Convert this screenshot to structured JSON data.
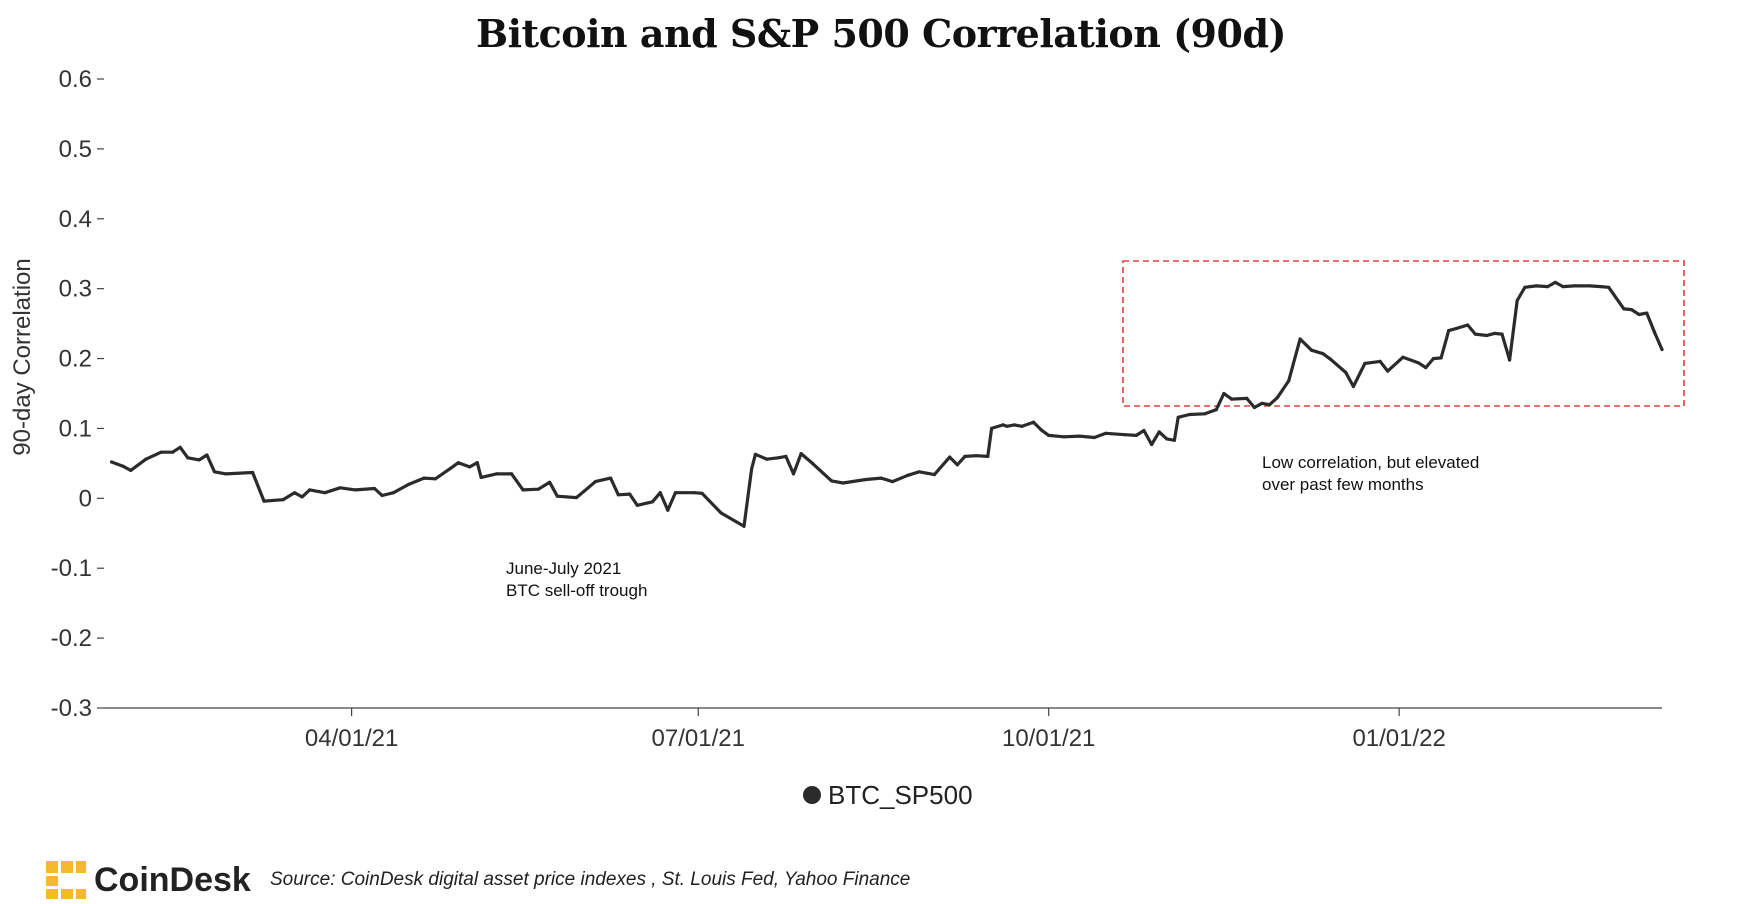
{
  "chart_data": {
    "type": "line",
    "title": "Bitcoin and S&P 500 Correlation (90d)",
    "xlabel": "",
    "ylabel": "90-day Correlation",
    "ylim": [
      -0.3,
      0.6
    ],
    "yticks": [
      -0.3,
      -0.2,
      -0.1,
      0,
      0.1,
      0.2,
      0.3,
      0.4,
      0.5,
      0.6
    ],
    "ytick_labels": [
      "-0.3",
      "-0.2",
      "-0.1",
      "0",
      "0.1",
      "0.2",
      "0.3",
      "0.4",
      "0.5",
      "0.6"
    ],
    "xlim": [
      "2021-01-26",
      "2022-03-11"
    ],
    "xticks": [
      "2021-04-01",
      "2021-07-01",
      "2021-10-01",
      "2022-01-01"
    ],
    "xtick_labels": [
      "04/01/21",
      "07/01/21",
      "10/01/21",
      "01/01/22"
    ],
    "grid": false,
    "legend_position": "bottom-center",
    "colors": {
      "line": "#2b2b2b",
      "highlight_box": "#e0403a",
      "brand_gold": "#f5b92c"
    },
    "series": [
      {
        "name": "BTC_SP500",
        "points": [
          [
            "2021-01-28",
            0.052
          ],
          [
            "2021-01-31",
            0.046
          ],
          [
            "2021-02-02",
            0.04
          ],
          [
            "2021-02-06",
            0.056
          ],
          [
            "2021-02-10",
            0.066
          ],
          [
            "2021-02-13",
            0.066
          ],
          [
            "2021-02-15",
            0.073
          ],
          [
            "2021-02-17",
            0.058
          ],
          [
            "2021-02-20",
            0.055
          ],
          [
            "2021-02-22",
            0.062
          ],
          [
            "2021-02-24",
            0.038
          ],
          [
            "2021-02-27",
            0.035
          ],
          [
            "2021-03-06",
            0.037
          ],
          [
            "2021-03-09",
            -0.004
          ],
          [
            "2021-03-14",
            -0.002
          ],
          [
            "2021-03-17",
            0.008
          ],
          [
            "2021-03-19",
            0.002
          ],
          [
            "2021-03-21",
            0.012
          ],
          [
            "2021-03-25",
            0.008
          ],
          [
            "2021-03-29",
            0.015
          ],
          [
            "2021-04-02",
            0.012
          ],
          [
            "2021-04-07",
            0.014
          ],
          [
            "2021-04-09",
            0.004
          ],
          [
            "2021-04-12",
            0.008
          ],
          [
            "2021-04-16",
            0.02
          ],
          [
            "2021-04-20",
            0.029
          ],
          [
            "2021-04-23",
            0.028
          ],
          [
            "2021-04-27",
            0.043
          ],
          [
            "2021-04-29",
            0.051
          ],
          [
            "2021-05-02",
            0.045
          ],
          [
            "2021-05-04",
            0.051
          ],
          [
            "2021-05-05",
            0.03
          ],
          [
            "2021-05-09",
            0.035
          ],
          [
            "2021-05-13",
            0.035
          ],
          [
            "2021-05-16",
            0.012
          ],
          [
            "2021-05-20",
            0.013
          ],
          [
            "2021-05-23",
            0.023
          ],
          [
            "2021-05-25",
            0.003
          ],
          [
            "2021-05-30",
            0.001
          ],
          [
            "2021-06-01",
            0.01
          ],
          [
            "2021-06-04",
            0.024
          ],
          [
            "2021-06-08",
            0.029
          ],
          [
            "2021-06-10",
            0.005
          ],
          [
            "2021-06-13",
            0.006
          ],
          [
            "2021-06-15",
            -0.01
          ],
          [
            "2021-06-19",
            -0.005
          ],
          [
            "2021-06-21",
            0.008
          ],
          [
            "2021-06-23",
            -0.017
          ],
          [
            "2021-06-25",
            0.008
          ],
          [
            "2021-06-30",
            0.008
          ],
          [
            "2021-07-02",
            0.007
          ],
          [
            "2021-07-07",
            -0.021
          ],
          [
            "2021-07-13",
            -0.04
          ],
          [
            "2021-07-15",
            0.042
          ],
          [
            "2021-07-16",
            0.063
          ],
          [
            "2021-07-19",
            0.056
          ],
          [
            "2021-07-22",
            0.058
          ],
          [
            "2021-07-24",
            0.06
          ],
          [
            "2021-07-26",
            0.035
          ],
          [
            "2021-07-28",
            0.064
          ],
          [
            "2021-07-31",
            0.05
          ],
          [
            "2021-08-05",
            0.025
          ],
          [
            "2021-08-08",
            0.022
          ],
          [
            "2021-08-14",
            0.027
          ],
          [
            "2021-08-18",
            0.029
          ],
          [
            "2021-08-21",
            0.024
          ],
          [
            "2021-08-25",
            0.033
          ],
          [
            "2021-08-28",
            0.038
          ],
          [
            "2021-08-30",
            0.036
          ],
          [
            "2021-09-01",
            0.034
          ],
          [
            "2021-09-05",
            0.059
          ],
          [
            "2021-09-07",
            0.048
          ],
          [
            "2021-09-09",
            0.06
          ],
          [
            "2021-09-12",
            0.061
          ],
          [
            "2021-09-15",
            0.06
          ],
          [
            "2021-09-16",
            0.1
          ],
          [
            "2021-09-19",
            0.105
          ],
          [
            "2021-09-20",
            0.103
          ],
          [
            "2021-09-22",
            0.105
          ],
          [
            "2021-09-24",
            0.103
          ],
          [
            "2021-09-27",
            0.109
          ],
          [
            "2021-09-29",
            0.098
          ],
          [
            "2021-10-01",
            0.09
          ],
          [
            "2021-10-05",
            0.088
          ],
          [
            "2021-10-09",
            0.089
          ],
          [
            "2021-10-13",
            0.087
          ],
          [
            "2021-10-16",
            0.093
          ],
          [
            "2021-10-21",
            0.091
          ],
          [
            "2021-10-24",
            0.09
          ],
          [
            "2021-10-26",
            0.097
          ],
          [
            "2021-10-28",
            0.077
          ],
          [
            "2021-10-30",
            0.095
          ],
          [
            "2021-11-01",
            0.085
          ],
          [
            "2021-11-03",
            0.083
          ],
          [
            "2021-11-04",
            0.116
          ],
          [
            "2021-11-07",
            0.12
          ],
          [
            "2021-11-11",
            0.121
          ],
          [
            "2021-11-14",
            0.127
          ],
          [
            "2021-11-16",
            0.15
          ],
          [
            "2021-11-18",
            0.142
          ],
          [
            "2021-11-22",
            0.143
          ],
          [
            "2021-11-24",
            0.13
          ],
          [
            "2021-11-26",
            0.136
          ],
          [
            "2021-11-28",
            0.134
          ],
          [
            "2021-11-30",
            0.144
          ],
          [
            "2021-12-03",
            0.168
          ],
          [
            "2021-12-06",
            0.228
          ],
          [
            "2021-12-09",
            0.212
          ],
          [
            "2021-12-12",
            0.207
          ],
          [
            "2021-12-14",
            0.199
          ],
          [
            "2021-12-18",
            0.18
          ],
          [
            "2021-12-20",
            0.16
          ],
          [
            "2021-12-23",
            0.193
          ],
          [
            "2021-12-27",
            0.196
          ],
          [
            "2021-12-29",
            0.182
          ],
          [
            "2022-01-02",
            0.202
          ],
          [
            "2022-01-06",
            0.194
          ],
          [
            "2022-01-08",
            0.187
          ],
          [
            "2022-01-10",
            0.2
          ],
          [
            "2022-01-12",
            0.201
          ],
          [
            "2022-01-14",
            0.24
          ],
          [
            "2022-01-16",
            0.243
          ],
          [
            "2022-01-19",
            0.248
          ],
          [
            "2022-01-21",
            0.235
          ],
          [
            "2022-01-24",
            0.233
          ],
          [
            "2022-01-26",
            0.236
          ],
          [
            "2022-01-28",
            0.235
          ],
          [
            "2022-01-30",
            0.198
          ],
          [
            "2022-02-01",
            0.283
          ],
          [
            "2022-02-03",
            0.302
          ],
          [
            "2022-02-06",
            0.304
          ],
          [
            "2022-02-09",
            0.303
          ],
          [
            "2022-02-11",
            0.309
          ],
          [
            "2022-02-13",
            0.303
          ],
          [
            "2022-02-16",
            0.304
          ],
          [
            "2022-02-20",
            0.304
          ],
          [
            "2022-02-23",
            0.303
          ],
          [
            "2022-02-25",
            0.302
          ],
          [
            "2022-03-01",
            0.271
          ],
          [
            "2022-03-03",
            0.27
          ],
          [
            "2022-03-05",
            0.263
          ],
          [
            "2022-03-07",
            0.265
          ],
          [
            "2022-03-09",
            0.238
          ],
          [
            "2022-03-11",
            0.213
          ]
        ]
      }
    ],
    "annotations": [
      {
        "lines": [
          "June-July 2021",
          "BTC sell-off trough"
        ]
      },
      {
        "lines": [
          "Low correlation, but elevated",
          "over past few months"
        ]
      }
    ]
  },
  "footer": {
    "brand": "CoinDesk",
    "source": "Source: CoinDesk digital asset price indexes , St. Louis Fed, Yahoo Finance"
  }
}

※

Exercise description.
Where a line of the data holds "CoinDesk", show that line.

Answer to the task.
    "brand": "CoinDesk",
    "source": "Source: CoinDesk digital asset price indexes , St. Louis Fed, Yahoo Finance"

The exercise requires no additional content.